[Stored entries]
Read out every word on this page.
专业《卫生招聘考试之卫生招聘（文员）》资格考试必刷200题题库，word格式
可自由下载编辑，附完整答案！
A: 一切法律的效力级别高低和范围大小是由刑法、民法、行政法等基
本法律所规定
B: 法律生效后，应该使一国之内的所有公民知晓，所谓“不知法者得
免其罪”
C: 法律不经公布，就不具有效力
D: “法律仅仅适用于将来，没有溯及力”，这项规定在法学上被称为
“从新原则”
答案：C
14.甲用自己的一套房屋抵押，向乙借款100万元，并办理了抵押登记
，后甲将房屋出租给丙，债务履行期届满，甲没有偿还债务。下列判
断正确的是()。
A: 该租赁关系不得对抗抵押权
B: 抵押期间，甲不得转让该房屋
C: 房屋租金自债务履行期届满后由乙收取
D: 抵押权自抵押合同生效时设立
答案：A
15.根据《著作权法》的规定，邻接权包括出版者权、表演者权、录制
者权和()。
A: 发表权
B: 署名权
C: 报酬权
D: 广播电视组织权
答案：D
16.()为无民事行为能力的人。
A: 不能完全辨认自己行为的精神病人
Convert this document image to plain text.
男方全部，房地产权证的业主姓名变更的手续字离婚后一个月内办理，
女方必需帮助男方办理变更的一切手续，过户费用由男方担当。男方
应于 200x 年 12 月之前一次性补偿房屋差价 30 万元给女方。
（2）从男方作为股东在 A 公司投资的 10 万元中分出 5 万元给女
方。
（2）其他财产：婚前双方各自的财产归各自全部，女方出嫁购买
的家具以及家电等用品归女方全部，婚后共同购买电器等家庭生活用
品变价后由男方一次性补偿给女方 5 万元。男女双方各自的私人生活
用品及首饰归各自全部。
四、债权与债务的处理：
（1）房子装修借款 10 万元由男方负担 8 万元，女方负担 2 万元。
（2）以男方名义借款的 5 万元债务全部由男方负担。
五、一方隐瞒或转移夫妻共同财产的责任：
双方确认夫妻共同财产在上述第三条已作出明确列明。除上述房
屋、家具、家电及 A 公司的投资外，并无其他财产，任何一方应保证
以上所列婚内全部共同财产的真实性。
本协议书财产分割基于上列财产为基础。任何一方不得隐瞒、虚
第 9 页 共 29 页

==

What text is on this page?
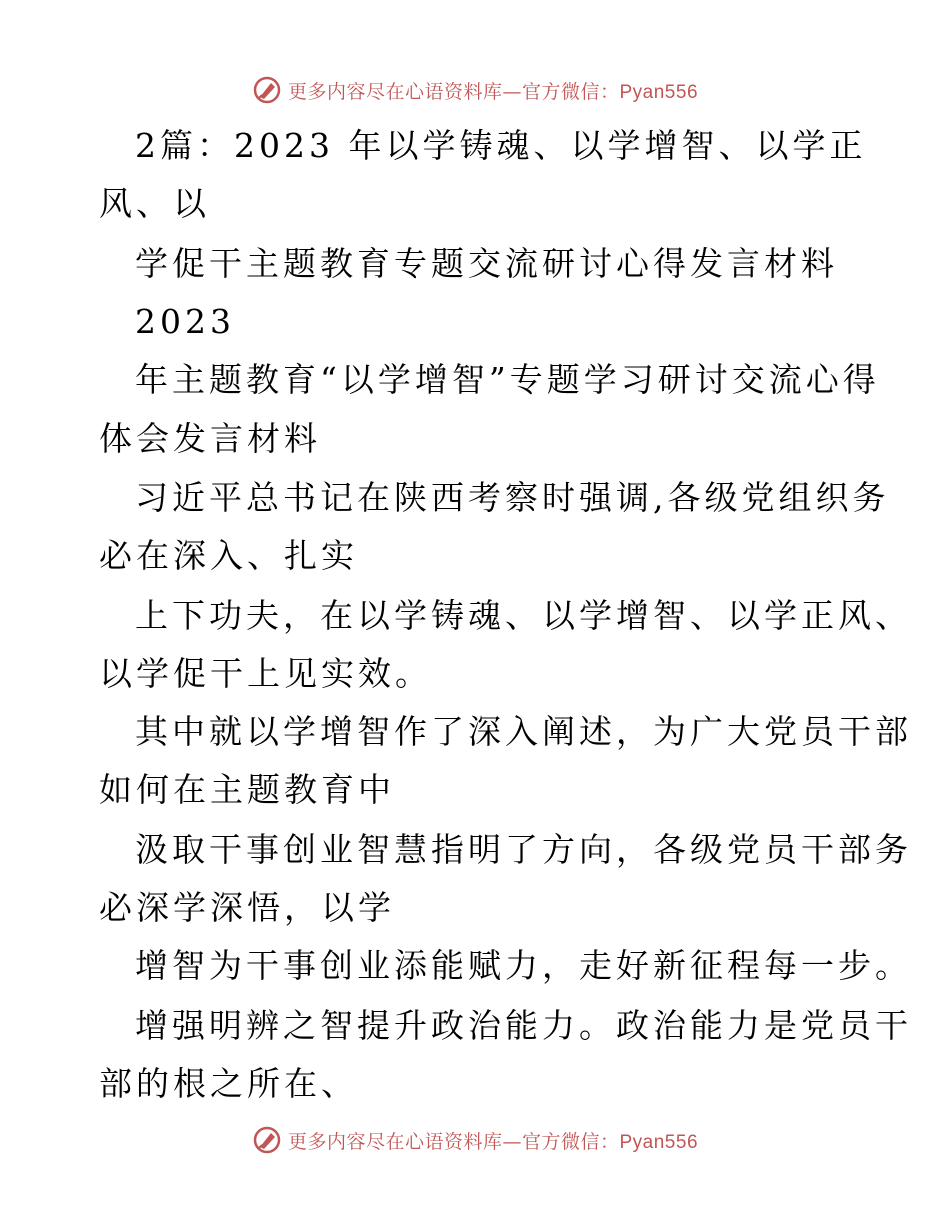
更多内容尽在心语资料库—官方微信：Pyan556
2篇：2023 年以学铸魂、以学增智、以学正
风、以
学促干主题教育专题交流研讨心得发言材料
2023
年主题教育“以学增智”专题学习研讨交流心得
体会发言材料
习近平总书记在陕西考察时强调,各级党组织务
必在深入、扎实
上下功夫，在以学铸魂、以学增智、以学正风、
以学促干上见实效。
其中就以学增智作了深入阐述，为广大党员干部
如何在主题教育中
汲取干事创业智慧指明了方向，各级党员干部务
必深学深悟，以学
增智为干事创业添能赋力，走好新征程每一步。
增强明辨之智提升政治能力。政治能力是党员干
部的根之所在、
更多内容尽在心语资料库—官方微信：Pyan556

▸ Directions for this task: Search the records for the word "page" and copy every line where it occurs.

▸ Task output:
Read out every word on this page.
What text is on this page?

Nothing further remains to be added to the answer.